• [Goal of the exercise] Report how many lines contain "广州市南沙区莲塘小学". The answer is a single number.

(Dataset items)
━━━━

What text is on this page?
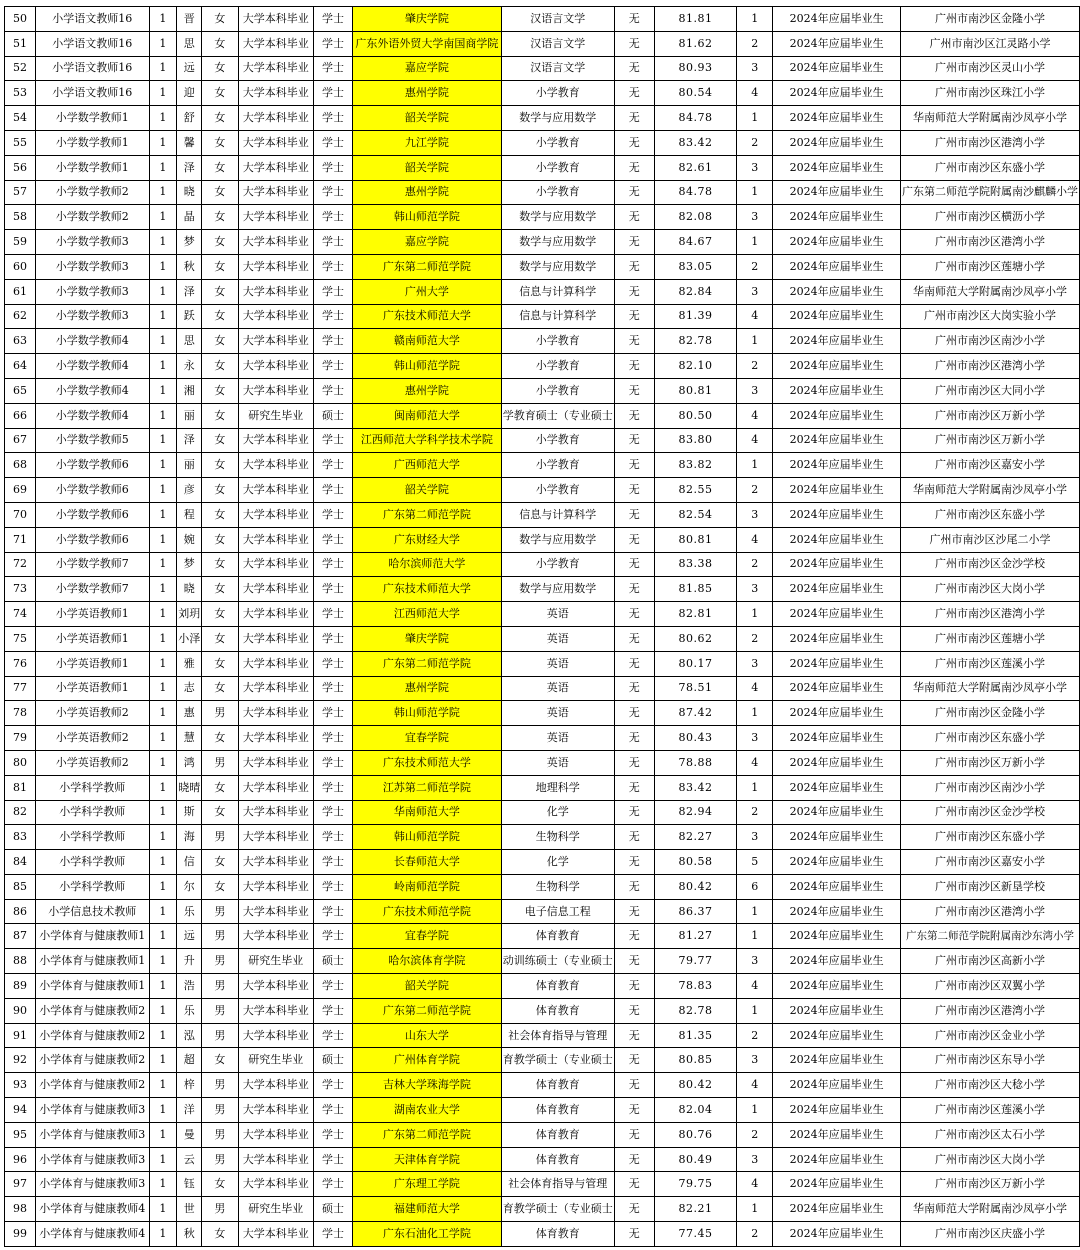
50	小学语文教师16	1	晋	女	大学本科毕业	学士	肇庆学院	汉语言文学	无	81.81	1	2024年应届毕业生	广州市南沙区金隆小学
51	小学语文教师16	1	思	女	大学本科毕业	学士	广东外语外贸大学南国商学院	汉语言文学	无	81.62	2	2024年应届毕业生	广州市南沙区江灵路小学
52	小学语文教师16	1	远	女	大学本科毕业	学士	嘉应学院	汉语言文学	无	80.93	3	2024年应届毕业生	广州市南沙区灵山小学
53	小学语文教师16	1	迎	女	大学本科毕业	学士	惠州学院	小学教育	无	80.54	4	2024年应届毕业生	广州市南沙区珠江小学
54	小学数学教师1	1	舒	女	大学本科毕业	学士	韶关学院	数学与应用数学	无	84.78	1	2024年应届毕业生	华南师范大学附属南沙凤亭小学
55	小学数学教师1	1	馨	女	大学本科毕业	学士	九江学院	小学教育	无	83.42	2	2024年应届毕业生	广州市南沙区港湾小学
56	小学数学教师1	1	泽	女	大学本科毕业	学士	韶关学院	小学教育	无	82.61	3	2024年应届毕业生	广州市南沙区东盛小学
57	小学数学教师2	1	晓	女	大学本科毕业	学士	惠州学院	小学教育	无	84.78	1	2024年应届毕业生	广东第二师范学院附属南沙麒麟小学
58	小学数学教师2	1	晶	女	大学本科毕业	学士	韩山师范学院	数学与应用数学	无	82.08	3	2024年应届毕业生	广州市南沙区横沥小学
59	小学数学教师3	1	梦	女	大学本科毕业	学士	嘉应学院	数学与应用数学	无	84.67	1	2024年应届毕业生	广州市南沙区港湾小学
60	小学数学教师3	1	秋	女	大学本科毕业	学士	广东第二师范学院	数学与应用数学	无	83.05	2	2024年应届毕业生	广州市南沙区莲塘小学
61	小学数学教师3	1	泽	女	大学本科毕业	学士	广州大学	信息与计算科学	无	82.84	3	2024年应届毕业生	华南师范大学附属南沙凤亭小学
62	小学数学教师3	1	跃	女	大学本科毕业	学士	广东技术师范大学	信息与计算科学	无	81.39	4	2024年应届毕业生	广州市南沙区大岗实验小学
63	小学数学教师4	1	思	女	大学本科毕业	学士	赣南师范大学	小学教育	无	82.78	1	2024年应届毕业生	广州市南沙区南沙小学
64	小学数学教师4	1	永	女	大学本科毕业	学士	韩山师范学院	小学教育	无	82.10	2	2024年应届毕业生	广州市南沙区港湾小学
65	小学数学教师4	1	湘	女	大学本科毕业	学士	惠州学院	小学教育	无	80.81	3	2024年应届毕业生	广州市南沙区大同小学
66	小学数学教师4	1	丽	女	研究生毕业	硕士	闽南师范大学	学教育硕士（专业硕士	无	80.50	4	2024年应届毕业生	广州市南沙区万新小学
67	小学数学教师5	1	泽	女	大学本科毕业	学士	江西师范大学科学技术学院	小学教育	无	83.80	4	2024年应届毕业生	广州市南沙区万新小学
68	小学数学教师6	1	丽	女	大学本科毕业	学士	广西师范大学	小学教育	无	83.82	1	2024年应届毕业生	广州市南沙区嘉安小学
69	小学数学教师6	1	彦	女	大学本科毕业	学士	韶关学院	小学教育	无	82.55	2	2024年应届毕业生	华南师范大学附属南沙凤亭小学
70	小学数学教师6	1	程	女	大学本科毕业	学士	广东第二师范学院	信息与计算科学	无	82.54	3	2024年应届毕业生	广州市南沙区东盛小学
71	小学数学教师6	1	婉	女	大学本科毕业	学士	广东财经大学	数学与应用数学	无	80.81	4	2024年应届毕业生	广州市南沙区沙尾二小学
72	小学数学教师7	1	梦	女	大学本科毕业	学士	哈尔滨师范大学	小学教育	无	83.38	2	2024年应届毕业生	广州市南沙区金沙学校
73	小学数学教师7	1	晓	女	大学本科毕业	学士	广东技术师范大学	数学与应用数学	无	81.85	3	2024年应届毕业生	广州市南沙区大岗小学
74	小学英语教师1	1	刘玥	女	大学本科毕业	学士	江西师范大学	英语	无	82.81	1	2024年应届毕业生	广州市南沙区港湾小学
75	小学英语教师1	1	小泽	女	大学本科毕业	学士	肇庆学院	英语	无	80.62	2	2024年应届毕业生	广州市南沙区莲塘小学
76	小学英语教师1	1	雅	女	大学本科毕业	学士	广东第二师范学院	英语	无	80.17	3	2024年应届毕业生	广州市南沙区莲溪小学
77	小学英语教师1	1	志	女	大学本科毕业	学士	惠州学院	英语	无	78.51	4	2024年应届毕业生	华南师范大学附属南沙凤亭小学
78	小学英语教师2	1	惠	男	大学本科毕业	学士	韩山师范学院	英语	无	87.42	1	2024年应届毕业生	广州市南沙区金隆小学
79	小学英语教师2	1	慧	女	大学本科毕业	学士	宜春学院	英语	无	80.43	3	2024年应届毕业生	广州市南沙区东盛小学
80	小学英语教师2	1	鸿	男	大学本科毕业	学士	广东技术师范大学	英语	无	78.88	4	2024年应届毕业生	广州市南沙区万新小学
81	小学科学教师	1	晓晴	女	大学本科毕业	学士	江苏第二师范学院	地理科学	无	83.42	1	2024年应届毕业生	广州市南沙区南沙小学
82	小学科学教师	1	斯	女	大学本科毕业	学士	华南师范大学	化学	无	82.94	2	2024年应届毕业生	广州市南沙区金沙学校
83	小学科学教师	1	海	男	大学本科毕业	学士	韩山师范学院	生物科学	无	82.27	3	2024年应届毕业生	广州市南沙区东盛小学
84	小学科学教师	1	信	女	大学本科毕业	学士	长春师范大学	化学	无	80.58	5	2024年应届毕业生	广州市南沙区嘉安小学
85	小学科学教师	1	尔	女	大学本科毕业	学士	岭南师范学院	生物科学	无	80.42	6	2024年应届毕业生	广州市南沙区新垦学校
86	小学信息技术教师	1	乐	男	大学本科毕业	学士	广东技术师范学院	电子信息工程	无	86.37	1	2024年应届毕业生	广州市南沙区港湾小学
87	小学体育与健康教师1	1	远	男	大学本科毕业	学士	宜春学院	体育教育	无	81.27	1	2024年应届毕业生	广东第二师范学院附属南沙东湾小学
88	小学体育与健康教师1	1	升	男	研究生毕业	硕士	哈尔滨体育学院	动训练硕士（专业硕士	无	79.77	3	2024年应届毕业生	广州市南沙区高新小学
89	小学体育与健康教师1	1	浩	男	大学本科毕业	学士	韶关学院	体育教育	无	78.83	4	2024年应届毕业生	广州市南沙区双翼小学
90	小学体育与健康教师2	1	乐	男	大学本科毕业	学士	广东第二师范学院	体育教育	无	82.78	1	2024年应届毕业生	广州市南沙区港湾小学
91	小学体育与健康教师2	1	泓	男	大学本科毕业	学士	山东大学	社会体育指导与管理	无	81.35	2	2024年应届毕业生	广州市南沙区金业小学
92	小学体育与健康教师2	1	超	女	研究生毕业	硕士	广州体育学院	育教学硕士（专业硕士	无	80.85	3	2024年应届毕业生	广州市南沙区东导小学
93	小学体育与健康教师2	1	梓	男	大学本科毕业	学士	吉林大学珠海学院	体育教育	无	80.42	4	2024年应届毕业生	广州市南沙区大稔小学
94	小学体育与健康教师3	1	洋	男	大学本科毕业	学士	湖南农业大学	体育教育	无	82.04	1	2024年应届毕业生	广州市南沙区莲溪小学
95	小学体育与健康教师3	1	曼	男	大学本科毕业	学士	广东第二师范学院	体育教育	无	80.76	2	2024年应届毕业生	广州市南沙区太石小学
96	小学体育与健康教师3	1	云	男	大学本科毕业	学士	天津体育学院	体育教育	无	80.49	3	2024年应届毕业生	广州市南沙区大岗小学
97	小学体育与健康教师3	1	钰	女	大学本科毕业	学士	广东理工学院	社会体育指导与管理	无	79.75	4	2024年应届毕业生	广州市南沙区万新小学
98	小学体育与健康教师4	1	世	男	研究生毕业	硕士	福建师范大学	育教学硕士（专业硕士	无	82.21	1	2024年应届毕业生	华南师范大学附属南沙凤亭小学
99	小学体育与健康教师4	1	秋	女	大学本科毕业	学士	广东石油化工学院	体育教育	无	77.45	2	2024年应届毕业生	广州市南沙区庆盛小学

━━━━

• [Solution to the exercise] 2